======== Passage for review

A savvy investor, Linc sold its undeveloped Galilee Basin thermal coal tenement to Adani Group for $A500 million in cash plus a royalties agreement a year ago.
The underground coal gasification and gas-to-liquids player has agreed to buy 150 million Firestone shares at 12c each in a $1.8 million placement which will give Linc about 9.6% of Firestone’s issued capital.
Aside from Firestone’s billions of tonnes of resources in the Waterberg coal region, Linc chief executive officer Peter Bond said some of the coal appeared suitable for Linc’s UCG and above-ground gasification processes.
Stanmore has struck conditional agreements for 12 million tonnes per annum of export capacity from the proposed Dudgeon Point terminal, next door to the Dalrymple Bay Coal Terminal, from 2016.
The explorer expects to split this capacity up among its Queensland projects, including 5Mtpa from the Tennyson project near Emerald, 5Mtpa from the Kerlong project near Moranbah and 2Mtpa from the Mackenzie project near Emerald.
Dudgeon Point is targeting 90Mtpa with construction slated to start in 2013 after the feasibility study is completed – and Stanmore is not required to commit funding for its capacity until after this milestone is reached.
A joint development between DBCT Management and Adani, Dudgeon Point requires various regulatory approvals.
Stanmore’s deal for 11Mpta capacity is also conditional on its board approval and an agreement on the port tariff.

================
======== Available data

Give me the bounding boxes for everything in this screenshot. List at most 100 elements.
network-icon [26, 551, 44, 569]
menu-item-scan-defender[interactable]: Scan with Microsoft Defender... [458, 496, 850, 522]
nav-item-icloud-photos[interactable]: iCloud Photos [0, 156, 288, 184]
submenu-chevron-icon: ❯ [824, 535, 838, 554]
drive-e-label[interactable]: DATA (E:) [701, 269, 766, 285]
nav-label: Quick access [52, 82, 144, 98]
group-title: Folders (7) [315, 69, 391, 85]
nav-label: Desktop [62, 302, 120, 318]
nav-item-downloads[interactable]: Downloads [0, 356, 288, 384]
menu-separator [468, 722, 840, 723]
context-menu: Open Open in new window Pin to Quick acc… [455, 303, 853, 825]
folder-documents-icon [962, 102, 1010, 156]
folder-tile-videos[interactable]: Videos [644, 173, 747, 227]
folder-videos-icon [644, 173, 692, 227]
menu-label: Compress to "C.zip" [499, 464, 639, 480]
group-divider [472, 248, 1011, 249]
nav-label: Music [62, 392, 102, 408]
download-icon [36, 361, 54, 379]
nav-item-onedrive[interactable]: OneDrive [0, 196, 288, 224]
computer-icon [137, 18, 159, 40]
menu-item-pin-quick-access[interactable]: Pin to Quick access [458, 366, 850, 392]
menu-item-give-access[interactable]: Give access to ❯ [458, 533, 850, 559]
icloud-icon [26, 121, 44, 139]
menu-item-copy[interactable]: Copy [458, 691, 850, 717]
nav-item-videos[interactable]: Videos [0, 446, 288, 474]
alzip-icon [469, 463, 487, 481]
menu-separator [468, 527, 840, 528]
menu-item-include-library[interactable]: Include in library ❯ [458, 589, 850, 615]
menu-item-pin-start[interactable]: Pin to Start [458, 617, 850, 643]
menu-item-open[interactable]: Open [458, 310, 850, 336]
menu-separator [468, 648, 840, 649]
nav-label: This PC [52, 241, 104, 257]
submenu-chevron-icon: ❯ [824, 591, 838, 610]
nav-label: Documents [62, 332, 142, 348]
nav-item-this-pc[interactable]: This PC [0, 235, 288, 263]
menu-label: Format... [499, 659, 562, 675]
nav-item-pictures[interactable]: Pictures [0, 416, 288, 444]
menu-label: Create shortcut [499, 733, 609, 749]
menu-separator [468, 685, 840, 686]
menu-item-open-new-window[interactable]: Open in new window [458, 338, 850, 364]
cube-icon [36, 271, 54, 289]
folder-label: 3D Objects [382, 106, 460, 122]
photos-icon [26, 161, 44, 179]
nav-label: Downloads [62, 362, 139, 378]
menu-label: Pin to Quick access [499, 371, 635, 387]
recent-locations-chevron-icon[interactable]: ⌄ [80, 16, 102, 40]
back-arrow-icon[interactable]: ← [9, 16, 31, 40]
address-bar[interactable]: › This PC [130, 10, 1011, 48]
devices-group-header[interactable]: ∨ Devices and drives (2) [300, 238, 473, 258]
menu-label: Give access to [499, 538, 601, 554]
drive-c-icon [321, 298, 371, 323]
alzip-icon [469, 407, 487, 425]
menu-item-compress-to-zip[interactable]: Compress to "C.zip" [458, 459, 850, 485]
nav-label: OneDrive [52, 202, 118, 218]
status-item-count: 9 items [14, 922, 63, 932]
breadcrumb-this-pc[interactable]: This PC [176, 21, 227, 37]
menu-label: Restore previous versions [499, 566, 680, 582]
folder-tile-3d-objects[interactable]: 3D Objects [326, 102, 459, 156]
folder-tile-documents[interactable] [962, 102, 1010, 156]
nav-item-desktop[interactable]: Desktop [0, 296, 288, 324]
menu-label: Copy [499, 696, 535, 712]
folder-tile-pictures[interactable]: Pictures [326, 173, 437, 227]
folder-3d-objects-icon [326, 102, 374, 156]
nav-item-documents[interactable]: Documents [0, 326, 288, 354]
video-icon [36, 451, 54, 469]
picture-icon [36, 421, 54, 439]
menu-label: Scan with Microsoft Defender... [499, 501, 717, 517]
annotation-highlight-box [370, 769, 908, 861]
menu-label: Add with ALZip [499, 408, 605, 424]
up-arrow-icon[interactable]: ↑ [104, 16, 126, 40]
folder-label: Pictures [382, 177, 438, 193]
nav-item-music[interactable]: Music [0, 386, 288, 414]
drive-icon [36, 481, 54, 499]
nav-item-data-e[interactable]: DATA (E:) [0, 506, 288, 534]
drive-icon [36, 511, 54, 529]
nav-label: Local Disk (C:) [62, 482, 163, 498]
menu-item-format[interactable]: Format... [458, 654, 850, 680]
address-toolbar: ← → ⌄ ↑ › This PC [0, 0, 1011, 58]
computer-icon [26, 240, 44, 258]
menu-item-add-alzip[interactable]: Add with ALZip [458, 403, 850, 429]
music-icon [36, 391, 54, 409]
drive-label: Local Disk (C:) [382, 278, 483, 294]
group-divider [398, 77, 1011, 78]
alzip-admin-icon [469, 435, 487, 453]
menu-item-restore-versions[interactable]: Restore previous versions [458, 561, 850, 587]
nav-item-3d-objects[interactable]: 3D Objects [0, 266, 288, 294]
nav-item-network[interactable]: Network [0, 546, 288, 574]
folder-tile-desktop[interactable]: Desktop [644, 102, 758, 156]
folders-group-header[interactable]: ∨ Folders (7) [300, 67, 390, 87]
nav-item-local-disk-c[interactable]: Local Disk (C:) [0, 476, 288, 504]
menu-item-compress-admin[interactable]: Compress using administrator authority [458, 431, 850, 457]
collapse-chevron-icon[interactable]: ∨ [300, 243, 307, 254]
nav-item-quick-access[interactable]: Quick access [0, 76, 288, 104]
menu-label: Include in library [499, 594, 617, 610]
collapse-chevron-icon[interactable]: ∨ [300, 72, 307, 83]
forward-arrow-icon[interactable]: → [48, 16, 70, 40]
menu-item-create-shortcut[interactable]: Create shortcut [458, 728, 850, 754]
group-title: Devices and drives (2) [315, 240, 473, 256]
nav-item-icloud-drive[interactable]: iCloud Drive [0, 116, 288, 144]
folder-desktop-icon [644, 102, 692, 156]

================

▸ **Work order 1**:
For each statement below, say whether it agrees with the passage on coal deals, answering yes or no and quoting the words of the passage that settle it.
(a) After the placement, Linc will hold about 9.6% of Firestone's issued capital.
(b) Stanmore must commit funding for its Dudgeon Point capacity before the feasibility study is completed.
(c) Dudgeon Point is a joint development between DBCT Management and Adani.
▸ **Work order 2**: Summarize the passage on coal deals in two sentences.

▸ **Answer 1**:
(a) Yes: "which will give Linc about 9.6% of Firestone’s issued capital"
(b) No: "Stanmore is not required to commit funding for its capacity until after this milestone is reached"
(c) Yes: "A joint development between DBCT Management and Adani, Dudgeon Point requires various regulatory approvals."

▸ **Answer 2**: Linc, which sold its Galilee Basin thermal coal tenement to Adani Group a year ago, has agreed to buy 150 million Firestone shares in a $1.8 million placement, and its chief executive said some of Firestone's coal appeared suitable for Linc's gasification processes. Stanmore has struck conditional agreements for export capacity from the proposed Dudgeon Point terminal, which it expects to split among its Queensland projects, while the terminal itself still requires various regulatory approvals.